Set problem: Your task is to reproduce the entries below word for word.

[Start Data]

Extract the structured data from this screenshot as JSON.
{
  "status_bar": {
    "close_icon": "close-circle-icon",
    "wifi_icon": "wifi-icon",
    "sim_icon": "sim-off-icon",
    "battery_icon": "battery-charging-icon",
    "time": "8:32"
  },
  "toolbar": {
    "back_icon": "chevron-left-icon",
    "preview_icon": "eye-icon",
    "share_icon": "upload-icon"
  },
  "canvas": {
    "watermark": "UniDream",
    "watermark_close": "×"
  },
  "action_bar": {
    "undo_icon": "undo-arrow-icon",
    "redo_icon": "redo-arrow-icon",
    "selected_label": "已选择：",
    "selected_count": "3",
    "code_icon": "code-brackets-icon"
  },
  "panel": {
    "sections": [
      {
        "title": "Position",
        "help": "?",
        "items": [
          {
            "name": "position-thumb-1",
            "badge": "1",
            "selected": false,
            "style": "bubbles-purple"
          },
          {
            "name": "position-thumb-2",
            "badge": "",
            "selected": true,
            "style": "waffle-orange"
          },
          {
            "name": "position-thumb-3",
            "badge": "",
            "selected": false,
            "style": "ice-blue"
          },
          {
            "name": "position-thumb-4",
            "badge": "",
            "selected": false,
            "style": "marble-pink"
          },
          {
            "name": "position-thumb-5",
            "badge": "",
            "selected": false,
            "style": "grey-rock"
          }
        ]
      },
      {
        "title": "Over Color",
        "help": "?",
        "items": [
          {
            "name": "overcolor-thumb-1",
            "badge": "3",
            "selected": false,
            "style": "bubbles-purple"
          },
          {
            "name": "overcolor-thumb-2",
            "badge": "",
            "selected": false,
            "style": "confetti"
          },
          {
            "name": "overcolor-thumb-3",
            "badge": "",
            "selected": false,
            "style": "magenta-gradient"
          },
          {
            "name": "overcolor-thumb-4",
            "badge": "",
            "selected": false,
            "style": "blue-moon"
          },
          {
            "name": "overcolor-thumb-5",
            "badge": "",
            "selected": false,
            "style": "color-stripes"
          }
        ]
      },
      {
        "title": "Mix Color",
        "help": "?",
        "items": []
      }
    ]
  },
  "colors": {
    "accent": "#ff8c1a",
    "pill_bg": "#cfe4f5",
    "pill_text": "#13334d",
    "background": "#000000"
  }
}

[End Data]

Solution below:
Extract the structured data from this screenshot as JSON.
{
  "status_bar": {
    "close_icon": "close-circle-icon",
    "wifi_icon": "wifi-icon",
    "sim_icon": "sim-off-icon",
    "battery_icon": "battery-charging-icon",
    "time": "8:32"
  },
  "toolbar": {
    "back_icon": "chevron-left-icon",
    "preview_icon": "eye-icon",
    "share_icon": "upload-icon"
  },
  "canvas": {
    "watermark": "UniDream",
    "watermark_close": "×"
  },
  "action_bar": {
    "undo_icon": "undo-arrow-icon",
    "redo_icon": "redo-arrow-icon",
    "selected_label": "已选择：",
    "selected_count": "3",
    "code_icon": "code-brackets-icon"
  },
  "panel": {
    "sections": [
      {
        "title": "Position",
        "help": "?",
        "items": [
          {
            "name": "position-thumb-1",
            "badge": "1",
            "selected": false,
            "style": "bubbles-purple"
          },
          {
            "name": "position-thumb-2",
            "badge": "",
            "selected": true,
            "style": "waffle-orange"
          },
          {
            "name": "position-thumb-3",
            "badge": "",
            "selected": false,
            "style": "ice-blue"
          },
          {
            "name": "position-thumb-4",
            "badge": "",
            "selected": false,
            "style": "marble-pink"
          },
          {
            "name": "position-thumb-5",
            "badge": "",
            "selected": false,
            "style": "grey-rock"
          }
        ]
      },
      {
        "title": "Over Color",
        "help": "?",
        "items": [
          {
            "name": "overcolor-thumb-1",
            "badge": "3",
            "selected": false,
            "style": "bubbles-purple"
          },
          {
            "name": "overcolor-thumb-2",
            "badge": "",
            "selected": false,
            "style": "confetti"
          },
          {
            "name": "overcolor-thumb-3",
            "badge": "",
            "selected": false,
            "style": "magenta-gradient"
          },
          {
            "name": "overcolor-thumb-4",
            "badge": "",
            "selected": false,
            "style": "blue-moon"
          },
          {
            "name": "overcolor-thumb-5",
            "badge": "",
            "selected": false,
            "style": "color-stripes"
          }
        ]
      },
      {
        "title": "Mix Color",
        "help": "?",
        "items": []
      }
    ]
  },
  "colors": {
    "accent": "#ff8c1a",
    "pill_bg": "#cfe4f5",
    "pill_text": "#13334d",
    "background": "#000000"
  }
}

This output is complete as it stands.